Exercise data
════════

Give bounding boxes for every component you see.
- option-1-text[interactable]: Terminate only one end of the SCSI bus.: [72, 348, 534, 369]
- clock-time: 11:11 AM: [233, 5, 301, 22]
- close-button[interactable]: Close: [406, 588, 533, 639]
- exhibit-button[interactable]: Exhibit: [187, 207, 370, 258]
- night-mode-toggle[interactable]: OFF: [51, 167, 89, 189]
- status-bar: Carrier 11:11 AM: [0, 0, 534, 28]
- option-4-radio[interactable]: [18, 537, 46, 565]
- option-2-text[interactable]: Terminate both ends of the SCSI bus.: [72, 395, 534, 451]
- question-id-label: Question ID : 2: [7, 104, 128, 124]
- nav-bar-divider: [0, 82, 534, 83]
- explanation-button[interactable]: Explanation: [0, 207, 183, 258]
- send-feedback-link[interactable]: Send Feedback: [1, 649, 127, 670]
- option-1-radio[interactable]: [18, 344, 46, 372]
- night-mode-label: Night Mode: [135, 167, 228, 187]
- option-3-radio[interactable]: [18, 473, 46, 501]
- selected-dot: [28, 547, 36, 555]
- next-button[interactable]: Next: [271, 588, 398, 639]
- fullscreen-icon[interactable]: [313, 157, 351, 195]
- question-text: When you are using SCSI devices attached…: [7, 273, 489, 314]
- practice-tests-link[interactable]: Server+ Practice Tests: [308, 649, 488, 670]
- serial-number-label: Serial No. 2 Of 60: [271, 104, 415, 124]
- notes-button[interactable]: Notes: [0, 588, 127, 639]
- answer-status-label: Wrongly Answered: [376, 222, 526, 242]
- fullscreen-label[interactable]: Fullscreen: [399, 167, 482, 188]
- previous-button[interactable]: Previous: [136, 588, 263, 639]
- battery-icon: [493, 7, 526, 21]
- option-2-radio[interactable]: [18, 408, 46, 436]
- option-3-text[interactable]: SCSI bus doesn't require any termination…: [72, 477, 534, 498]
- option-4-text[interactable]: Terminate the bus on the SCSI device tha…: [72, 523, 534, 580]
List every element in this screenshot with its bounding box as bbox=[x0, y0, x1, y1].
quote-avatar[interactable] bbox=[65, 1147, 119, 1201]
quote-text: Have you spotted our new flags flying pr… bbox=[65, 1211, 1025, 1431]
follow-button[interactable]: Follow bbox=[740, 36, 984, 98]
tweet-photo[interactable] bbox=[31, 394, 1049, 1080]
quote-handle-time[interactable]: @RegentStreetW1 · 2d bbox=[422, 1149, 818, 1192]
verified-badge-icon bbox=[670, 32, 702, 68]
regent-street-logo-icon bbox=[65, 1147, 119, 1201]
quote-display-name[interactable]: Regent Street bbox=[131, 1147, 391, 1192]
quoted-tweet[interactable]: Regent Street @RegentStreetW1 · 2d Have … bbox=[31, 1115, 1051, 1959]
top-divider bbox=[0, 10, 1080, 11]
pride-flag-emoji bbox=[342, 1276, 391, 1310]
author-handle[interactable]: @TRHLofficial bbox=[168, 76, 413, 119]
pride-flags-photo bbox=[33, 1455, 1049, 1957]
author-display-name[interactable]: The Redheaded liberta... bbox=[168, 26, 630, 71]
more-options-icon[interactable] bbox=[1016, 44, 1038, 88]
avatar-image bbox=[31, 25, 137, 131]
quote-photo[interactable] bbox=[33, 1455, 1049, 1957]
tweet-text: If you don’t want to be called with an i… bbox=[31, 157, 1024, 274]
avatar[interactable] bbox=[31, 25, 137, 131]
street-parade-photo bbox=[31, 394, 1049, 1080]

════════

Task requirements
Can you return the listing above verbatim, from its first line through the line containing "- option-2-text[interactable]: Terminate", including both of those lines?

Exercise solution
Give bounding boxes for every component you see.
- option-1-text[interactable]: Terminate only one end of the SCSI bus.: [72, 348, 534, 369]
- clock-time: 11:11 AM: [233, 5, 301, 22]
- close-button[interactable]: Close: [406, 588, 533, 639]
- exhibit-button[interactable]: Exhibit: [187, 207, 370, 258]
- night-mode-toggle[interactable]: OFF: [51, 167, 89, 189]
- status-bar: Carrier 11:11 AM: [0, 0, 534, 28]
- option-4-radio[interactable]: [18, 537, 46, 565]
- option-2-text[interactable]: Terminate both ends of the SCSI bus.: [72, 395, 534, 451]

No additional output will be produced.